▸ What is asked:
Across the entries below, how many lines contain the string "style"? Give only the count.

▸ Listed entries:
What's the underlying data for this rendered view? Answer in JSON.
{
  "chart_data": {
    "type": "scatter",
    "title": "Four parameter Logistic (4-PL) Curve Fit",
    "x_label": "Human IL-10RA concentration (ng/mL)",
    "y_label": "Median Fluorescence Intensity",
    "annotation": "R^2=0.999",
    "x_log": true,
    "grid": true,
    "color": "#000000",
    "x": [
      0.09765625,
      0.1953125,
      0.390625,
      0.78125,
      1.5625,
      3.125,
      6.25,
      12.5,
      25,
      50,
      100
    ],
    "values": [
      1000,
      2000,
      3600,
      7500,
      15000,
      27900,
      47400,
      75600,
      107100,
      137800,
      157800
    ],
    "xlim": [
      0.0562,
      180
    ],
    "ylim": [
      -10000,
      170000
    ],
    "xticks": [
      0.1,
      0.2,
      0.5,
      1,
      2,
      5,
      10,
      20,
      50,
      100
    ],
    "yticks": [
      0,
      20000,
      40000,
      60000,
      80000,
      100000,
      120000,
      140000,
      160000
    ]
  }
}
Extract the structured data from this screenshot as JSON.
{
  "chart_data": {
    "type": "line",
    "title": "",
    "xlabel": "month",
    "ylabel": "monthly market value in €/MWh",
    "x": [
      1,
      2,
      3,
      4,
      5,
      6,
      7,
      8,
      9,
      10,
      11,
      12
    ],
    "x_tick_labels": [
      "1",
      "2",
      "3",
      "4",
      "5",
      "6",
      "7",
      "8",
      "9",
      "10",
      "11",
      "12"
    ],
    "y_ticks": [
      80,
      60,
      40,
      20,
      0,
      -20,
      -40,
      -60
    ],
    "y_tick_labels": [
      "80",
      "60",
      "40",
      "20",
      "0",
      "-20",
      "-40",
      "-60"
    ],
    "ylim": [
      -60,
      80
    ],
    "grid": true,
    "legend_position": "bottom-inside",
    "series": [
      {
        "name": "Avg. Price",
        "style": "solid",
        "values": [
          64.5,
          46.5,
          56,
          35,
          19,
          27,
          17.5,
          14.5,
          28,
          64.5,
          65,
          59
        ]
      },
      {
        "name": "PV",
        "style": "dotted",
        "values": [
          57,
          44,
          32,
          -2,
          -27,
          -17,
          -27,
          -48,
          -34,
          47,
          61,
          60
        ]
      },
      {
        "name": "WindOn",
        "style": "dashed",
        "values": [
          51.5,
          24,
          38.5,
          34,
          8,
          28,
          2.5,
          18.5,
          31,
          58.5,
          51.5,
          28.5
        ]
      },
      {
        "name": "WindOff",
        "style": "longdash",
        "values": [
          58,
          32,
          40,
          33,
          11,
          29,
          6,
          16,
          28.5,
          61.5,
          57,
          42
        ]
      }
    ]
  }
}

▸ Answer to the exercise:
4